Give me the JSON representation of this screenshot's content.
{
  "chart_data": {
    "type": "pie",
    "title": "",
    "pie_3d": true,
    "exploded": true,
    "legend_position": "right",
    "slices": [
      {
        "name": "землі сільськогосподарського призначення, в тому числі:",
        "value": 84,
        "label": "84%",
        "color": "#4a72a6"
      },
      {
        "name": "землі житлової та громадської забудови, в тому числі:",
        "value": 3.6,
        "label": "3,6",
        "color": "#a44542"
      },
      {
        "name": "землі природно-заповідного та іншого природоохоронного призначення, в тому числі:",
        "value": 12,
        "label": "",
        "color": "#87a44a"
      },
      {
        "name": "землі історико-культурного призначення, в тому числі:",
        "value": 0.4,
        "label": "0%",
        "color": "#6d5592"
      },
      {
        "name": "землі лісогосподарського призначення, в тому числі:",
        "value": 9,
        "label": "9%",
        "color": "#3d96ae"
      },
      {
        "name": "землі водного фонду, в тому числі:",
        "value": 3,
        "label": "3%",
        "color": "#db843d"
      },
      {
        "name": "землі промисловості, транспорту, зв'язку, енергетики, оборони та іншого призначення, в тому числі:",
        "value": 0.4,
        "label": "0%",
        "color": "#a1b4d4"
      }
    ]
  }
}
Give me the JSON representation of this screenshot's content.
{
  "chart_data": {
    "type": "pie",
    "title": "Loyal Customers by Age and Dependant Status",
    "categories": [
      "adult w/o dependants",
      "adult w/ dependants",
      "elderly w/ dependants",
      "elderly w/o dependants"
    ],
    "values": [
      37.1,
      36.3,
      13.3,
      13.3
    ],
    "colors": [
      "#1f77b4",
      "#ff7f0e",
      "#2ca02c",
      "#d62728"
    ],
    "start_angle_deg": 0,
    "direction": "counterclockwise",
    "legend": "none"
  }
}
----------
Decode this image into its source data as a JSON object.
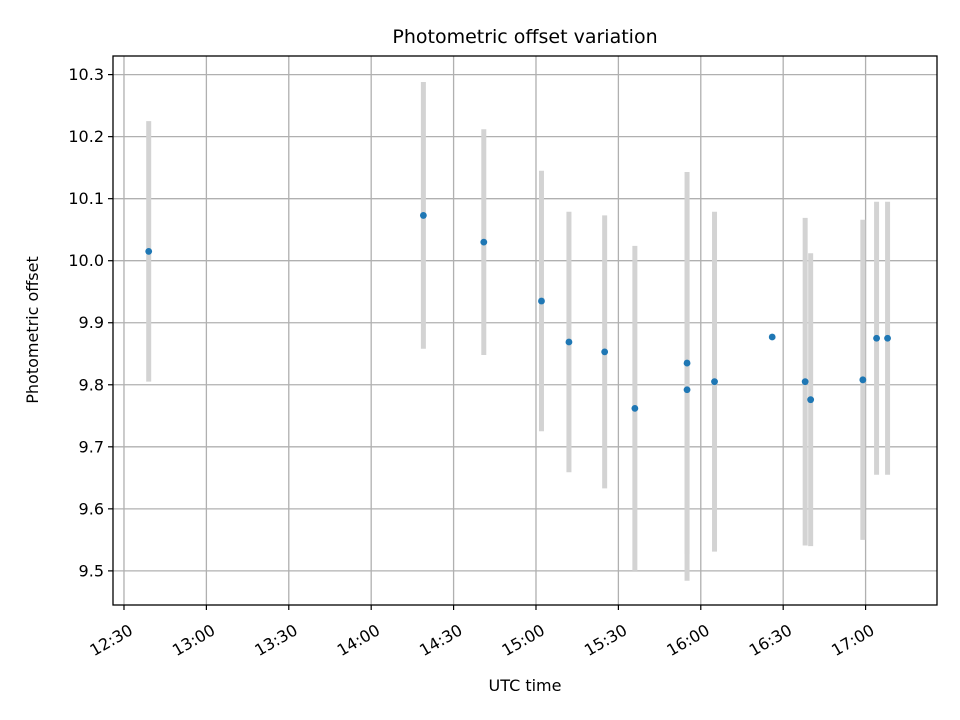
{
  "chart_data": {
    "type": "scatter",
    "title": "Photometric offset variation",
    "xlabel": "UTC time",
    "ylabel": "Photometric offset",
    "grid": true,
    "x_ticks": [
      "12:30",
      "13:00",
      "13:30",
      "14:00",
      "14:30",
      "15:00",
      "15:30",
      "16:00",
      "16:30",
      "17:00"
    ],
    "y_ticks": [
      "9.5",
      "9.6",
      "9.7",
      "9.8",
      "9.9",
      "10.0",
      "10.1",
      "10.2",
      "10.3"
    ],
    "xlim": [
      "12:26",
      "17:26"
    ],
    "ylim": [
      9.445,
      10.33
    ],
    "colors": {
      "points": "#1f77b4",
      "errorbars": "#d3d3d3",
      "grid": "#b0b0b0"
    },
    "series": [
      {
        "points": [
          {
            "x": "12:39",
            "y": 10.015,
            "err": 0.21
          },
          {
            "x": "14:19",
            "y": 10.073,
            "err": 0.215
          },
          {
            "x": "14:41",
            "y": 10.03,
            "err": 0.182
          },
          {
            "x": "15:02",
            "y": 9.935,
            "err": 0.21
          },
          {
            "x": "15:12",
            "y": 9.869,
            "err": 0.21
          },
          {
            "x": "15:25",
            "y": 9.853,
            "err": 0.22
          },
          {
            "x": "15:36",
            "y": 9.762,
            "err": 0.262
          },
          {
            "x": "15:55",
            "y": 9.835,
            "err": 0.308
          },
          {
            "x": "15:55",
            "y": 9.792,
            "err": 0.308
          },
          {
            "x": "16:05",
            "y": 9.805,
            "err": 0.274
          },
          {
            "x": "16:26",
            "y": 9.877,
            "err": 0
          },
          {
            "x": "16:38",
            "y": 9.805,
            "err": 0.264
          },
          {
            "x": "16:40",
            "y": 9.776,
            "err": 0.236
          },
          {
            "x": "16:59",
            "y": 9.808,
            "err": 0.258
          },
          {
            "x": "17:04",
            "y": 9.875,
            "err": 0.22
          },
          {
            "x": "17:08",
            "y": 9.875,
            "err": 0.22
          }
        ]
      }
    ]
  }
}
----------
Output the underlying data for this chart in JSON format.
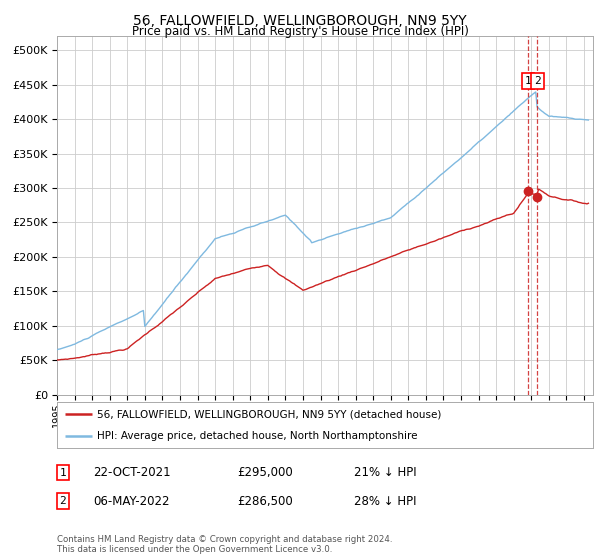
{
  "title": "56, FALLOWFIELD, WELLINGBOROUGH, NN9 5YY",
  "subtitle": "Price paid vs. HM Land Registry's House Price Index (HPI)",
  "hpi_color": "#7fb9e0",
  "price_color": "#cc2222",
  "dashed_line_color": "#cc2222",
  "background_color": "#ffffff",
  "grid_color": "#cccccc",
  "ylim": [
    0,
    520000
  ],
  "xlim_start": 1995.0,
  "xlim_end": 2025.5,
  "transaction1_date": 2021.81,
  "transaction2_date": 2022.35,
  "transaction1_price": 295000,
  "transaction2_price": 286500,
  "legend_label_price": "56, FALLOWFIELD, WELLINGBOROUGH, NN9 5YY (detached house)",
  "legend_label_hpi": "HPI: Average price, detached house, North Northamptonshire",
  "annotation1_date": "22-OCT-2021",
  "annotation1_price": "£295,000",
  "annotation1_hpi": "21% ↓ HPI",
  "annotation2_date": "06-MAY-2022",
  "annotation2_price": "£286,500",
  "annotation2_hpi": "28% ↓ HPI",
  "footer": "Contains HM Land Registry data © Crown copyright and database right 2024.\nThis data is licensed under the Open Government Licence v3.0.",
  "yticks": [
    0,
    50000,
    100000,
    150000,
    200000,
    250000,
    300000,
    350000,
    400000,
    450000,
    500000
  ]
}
----------
> **REQUIRED TASK**: Say how many lines contain the string "right", giving nothing but the count.

> **EXERCISE RESPONSE**: 2